* _GIVEN TASK_
Below are some entries. Copy each line that holds the string "Steiner".

↓

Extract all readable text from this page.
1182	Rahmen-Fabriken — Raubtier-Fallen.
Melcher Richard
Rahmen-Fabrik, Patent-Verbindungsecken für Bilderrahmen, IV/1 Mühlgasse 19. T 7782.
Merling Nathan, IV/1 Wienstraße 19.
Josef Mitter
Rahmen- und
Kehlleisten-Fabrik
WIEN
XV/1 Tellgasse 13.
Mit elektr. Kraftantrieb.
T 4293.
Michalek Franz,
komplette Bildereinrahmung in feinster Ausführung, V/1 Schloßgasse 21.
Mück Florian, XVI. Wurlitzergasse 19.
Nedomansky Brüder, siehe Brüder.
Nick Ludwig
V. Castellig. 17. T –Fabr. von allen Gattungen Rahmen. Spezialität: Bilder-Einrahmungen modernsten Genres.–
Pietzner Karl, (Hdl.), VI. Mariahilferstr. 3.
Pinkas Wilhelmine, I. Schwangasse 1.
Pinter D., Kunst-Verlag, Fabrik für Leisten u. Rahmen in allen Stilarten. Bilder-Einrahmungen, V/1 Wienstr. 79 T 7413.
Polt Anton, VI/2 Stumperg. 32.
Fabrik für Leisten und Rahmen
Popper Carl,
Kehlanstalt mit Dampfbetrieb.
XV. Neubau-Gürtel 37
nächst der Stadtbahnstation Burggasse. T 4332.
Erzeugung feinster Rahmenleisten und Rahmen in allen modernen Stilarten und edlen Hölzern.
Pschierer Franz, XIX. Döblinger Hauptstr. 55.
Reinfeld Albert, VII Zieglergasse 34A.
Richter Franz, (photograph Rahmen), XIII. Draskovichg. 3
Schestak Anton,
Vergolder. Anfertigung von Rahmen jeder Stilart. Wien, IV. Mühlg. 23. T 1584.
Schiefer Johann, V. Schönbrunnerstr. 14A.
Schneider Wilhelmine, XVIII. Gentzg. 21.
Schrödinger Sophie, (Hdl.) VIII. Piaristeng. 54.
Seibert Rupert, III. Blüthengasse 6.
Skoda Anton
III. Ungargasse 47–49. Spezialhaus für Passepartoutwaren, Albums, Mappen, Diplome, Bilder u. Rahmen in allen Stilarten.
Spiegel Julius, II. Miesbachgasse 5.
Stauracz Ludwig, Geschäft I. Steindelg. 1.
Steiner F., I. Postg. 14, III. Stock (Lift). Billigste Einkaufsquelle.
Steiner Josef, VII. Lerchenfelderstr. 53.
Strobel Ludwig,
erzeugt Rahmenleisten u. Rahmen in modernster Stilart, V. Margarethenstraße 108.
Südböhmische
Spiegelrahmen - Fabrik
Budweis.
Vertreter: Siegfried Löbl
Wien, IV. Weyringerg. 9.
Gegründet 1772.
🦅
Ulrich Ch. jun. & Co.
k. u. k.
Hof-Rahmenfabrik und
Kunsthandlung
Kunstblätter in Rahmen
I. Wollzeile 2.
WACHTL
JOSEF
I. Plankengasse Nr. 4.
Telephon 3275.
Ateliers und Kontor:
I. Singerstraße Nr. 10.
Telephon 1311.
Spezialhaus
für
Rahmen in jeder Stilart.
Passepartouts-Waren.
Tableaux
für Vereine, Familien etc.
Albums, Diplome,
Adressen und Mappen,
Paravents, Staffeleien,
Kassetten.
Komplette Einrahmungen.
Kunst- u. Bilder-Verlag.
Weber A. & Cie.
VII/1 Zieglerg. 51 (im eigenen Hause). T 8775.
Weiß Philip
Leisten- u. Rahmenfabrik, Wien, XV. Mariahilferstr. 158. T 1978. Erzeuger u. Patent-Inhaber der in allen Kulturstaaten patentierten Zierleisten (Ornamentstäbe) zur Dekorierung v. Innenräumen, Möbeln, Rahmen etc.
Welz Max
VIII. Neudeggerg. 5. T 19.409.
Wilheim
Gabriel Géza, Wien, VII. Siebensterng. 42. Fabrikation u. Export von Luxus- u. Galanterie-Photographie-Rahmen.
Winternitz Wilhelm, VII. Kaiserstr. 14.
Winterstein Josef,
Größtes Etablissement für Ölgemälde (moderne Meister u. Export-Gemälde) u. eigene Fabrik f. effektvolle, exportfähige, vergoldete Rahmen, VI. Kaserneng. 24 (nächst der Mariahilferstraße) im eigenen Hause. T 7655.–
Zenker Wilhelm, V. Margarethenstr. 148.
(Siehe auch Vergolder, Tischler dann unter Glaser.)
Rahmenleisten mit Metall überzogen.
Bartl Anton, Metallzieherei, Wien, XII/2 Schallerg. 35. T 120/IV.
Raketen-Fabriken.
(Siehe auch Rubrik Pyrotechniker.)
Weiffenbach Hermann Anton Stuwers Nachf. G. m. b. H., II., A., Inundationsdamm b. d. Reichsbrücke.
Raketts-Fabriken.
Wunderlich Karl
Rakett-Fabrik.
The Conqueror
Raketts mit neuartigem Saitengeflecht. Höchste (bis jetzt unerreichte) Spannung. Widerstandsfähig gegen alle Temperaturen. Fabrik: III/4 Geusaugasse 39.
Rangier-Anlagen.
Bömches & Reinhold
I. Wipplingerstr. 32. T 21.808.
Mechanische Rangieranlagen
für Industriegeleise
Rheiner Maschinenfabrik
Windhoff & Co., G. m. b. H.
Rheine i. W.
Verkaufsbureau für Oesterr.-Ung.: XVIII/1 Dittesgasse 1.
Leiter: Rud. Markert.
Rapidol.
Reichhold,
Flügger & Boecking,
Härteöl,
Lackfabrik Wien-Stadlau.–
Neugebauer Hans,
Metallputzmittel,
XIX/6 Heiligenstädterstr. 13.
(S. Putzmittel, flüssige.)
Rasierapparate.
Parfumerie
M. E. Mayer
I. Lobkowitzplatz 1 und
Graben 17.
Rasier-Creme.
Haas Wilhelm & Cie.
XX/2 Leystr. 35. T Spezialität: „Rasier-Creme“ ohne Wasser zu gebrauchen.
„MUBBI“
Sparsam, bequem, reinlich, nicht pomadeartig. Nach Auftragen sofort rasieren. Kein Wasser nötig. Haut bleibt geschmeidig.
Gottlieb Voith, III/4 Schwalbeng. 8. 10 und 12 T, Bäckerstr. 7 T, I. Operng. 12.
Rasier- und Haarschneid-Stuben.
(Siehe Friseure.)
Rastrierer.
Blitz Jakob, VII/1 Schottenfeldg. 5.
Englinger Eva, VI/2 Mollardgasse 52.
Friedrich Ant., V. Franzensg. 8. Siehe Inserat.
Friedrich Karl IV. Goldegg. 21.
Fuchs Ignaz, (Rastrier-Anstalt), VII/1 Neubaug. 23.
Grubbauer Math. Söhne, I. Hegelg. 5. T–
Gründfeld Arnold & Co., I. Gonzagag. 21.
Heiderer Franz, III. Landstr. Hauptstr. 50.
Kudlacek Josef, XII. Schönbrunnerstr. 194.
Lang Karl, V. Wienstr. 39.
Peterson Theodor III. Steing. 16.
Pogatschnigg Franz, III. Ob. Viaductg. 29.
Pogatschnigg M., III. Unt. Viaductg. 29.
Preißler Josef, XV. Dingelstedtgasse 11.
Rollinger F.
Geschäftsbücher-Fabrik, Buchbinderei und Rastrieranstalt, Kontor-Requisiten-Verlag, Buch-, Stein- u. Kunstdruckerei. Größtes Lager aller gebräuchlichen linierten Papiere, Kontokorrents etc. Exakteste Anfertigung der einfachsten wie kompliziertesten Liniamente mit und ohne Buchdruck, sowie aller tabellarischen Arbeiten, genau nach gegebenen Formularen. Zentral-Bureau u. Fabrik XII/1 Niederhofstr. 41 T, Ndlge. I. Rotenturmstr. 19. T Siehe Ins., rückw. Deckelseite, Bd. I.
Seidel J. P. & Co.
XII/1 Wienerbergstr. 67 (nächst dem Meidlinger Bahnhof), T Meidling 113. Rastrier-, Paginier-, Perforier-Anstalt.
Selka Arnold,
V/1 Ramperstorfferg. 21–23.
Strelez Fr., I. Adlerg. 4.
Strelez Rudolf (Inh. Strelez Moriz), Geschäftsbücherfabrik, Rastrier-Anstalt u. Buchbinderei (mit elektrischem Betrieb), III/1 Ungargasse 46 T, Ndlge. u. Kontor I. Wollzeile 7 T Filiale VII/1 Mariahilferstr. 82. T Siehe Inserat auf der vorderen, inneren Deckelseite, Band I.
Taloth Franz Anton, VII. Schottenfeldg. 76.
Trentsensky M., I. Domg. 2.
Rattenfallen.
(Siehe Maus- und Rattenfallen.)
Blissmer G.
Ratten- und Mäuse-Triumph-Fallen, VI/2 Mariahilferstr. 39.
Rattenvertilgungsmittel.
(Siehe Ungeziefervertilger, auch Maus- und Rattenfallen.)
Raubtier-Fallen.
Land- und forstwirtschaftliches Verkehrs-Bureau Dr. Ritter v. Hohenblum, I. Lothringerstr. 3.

↑

* _RESULT FOR THIS TASK_
Steiner F., I. Postg. 14, III. Stock (Lift). Billigste Einkaufsquelle.
Steiner Josef, VII. Lerchenfelderstr. 53.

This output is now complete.